----- Data records
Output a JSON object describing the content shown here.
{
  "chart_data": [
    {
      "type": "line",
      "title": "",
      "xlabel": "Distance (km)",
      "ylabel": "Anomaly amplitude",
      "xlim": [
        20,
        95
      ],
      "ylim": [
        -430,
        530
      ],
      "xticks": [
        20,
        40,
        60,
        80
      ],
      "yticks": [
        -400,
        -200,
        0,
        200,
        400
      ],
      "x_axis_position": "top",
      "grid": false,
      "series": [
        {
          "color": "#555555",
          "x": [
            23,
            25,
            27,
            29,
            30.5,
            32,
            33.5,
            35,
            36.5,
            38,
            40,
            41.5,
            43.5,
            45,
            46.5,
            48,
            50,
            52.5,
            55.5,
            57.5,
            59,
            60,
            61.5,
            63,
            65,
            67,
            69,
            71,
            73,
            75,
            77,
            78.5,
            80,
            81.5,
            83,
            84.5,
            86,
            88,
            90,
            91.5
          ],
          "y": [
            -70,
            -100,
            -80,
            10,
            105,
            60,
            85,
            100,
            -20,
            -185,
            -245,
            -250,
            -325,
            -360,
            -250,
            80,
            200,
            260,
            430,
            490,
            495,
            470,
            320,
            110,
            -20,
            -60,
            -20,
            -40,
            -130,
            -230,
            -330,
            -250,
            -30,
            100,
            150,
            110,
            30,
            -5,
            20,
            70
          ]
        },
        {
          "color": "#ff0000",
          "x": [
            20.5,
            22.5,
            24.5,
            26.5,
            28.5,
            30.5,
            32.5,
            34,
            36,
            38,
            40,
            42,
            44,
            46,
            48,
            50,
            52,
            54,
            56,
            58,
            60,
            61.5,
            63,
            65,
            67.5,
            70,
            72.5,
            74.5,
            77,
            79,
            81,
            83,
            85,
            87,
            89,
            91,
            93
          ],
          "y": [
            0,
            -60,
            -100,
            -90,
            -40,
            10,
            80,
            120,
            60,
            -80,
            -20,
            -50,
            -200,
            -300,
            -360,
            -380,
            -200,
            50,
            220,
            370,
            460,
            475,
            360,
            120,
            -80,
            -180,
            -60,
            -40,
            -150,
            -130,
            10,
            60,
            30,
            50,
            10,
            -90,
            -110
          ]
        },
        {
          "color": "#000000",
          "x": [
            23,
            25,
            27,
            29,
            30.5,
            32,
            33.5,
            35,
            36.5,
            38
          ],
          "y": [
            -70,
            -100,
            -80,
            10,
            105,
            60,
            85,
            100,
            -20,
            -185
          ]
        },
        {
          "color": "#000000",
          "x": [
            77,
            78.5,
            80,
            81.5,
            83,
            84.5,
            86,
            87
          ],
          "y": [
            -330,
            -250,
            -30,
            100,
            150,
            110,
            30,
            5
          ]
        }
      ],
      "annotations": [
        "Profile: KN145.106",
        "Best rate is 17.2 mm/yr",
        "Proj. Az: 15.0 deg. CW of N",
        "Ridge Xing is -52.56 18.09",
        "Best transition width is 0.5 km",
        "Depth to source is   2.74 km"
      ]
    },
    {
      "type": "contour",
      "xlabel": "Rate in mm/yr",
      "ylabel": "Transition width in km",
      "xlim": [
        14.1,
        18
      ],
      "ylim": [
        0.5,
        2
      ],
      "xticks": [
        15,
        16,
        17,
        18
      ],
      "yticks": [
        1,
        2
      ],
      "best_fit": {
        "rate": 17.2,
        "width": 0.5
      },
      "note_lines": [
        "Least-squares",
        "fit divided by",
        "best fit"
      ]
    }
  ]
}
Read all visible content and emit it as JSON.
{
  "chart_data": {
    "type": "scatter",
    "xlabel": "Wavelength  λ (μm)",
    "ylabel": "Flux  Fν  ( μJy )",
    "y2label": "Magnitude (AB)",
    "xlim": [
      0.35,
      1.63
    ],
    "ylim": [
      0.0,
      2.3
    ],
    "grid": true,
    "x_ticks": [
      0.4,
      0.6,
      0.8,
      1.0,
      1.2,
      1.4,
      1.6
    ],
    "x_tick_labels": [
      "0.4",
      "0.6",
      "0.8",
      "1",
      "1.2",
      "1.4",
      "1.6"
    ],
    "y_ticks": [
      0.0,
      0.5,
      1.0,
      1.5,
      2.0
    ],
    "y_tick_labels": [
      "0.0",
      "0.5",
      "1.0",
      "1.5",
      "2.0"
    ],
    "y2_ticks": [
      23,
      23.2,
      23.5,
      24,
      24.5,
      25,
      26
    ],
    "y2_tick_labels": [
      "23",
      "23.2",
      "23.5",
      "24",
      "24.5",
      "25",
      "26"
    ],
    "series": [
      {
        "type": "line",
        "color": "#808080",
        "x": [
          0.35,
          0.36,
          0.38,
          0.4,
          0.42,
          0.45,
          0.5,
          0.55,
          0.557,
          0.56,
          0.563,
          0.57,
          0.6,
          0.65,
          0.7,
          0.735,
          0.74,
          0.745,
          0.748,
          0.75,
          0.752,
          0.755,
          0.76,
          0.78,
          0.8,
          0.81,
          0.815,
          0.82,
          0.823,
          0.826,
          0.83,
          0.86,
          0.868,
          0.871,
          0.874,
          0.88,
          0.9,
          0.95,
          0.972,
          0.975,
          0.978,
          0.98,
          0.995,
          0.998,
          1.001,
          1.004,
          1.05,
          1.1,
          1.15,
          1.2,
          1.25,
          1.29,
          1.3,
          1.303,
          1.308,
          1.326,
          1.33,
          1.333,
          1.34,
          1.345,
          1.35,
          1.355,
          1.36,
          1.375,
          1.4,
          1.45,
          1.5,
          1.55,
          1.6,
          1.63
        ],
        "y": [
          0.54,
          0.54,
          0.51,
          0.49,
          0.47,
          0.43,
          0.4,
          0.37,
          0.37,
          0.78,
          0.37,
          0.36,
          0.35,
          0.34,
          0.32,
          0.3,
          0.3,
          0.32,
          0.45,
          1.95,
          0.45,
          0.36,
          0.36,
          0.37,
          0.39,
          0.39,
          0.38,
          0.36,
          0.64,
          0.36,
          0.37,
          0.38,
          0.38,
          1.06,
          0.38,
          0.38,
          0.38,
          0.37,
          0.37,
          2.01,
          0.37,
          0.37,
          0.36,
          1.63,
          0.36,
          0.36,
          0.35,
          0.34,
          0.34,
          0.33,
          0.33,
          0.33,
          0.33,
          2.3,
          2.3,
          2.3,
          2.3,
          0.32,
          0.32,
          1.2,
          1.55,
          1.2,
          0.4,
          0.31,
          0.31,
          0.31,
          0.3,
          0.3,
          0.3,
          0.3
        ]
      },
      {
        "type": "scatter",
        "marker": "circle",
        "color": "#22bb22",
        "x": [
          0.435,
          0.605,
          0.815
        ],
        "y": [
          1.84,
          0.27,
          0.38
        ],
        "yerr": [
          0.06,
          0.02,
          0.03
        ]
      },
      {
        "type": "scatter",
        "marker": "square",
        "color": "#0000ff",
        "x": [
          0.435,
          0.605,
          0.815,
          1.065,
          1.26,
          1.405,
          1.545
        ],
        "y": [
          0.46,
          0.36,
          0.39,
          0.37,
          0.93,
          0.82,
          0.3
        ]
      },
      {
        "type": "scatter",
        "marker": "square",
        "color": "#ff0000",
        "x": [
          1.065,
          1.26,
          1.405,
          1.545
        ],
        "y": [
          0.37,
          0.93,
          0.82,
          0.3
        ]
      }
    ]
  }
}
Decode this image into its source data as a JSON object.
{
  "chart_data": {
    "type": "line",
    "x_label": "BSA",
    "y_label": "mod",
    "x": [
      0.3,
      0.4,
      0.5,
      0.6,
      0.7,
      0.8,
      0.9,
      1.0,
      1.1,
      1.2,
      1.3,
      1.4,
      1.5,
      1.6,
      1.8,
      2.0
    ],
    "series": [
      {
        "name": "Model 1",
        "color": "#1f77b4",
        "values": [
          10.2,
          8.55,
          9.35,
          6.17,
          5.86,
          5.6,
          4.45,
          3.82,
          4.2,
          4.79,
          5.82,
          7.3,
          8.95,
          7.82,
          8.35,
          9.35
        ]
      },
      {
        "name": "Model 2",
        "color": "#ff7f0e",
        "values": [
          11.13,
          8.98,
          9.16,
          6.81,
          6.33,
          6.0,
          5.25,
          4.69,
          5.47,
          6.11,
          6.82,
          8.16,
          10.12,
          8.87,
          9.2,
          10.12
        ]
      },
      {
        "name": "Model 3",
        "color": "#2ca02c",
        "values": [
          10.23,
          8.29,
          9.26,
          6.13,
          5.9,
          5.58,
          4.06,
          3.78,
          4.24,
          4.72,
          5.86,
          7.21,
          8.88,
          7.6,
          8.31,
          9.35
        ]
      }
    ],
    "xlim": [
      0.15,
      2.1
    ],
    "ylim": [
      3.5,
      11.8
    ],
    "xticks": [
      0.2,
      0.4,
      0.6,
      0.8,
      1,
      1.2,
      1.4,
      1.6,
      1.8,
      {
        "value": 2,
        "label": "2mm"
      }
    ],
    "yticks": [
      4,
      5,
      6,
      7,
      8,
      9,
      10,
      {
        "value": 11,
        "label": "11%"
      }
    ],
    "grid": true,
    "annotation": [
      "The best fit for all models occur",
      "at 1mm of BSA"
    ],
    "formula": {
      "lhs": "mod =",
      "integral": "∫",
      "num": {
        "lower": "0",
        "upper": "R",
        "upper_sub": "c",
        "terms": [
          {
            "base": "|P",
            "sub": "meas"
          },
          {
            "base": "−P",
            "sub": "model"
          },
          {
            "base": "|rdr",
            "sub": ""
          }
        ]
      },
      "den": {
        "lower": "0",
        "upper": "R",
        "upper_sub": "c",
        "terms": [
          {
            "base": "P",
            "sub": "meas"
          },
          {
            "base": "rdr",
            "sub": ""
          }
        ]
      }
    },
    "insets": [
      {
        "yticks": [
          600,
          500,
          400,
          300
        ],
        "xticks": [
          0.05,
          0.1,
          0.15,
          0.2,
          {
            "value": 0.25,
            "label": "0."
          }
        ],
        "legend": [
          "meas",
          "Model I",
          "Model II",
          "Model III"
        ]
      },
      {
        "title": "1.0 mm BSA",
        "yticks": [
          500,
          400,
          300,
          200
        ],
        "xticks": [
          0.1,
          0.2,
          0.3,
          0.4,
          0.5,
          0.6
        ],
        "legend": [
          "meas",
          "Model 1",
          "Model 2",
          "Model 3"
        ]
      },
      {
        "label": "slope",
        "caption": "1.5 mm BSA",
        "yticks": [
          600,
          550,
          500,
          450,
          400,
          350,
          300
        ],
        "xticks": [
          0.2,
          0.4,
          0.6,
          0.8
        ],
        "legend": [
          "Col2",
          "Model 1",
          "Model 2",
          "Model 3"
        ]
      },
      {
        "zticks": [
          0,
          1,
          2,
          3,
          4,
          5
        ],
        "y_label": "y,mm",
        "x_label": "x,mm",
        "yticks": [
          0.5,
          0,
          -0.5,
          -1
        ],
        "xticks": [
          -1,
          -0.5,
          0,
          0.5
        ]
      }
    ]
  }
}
----------
• **Work required**
From the data above, show each line that contains "name".

• **Result**
        "name": "Model 1",
        "name": "Model 2",
        "name": "Model 3",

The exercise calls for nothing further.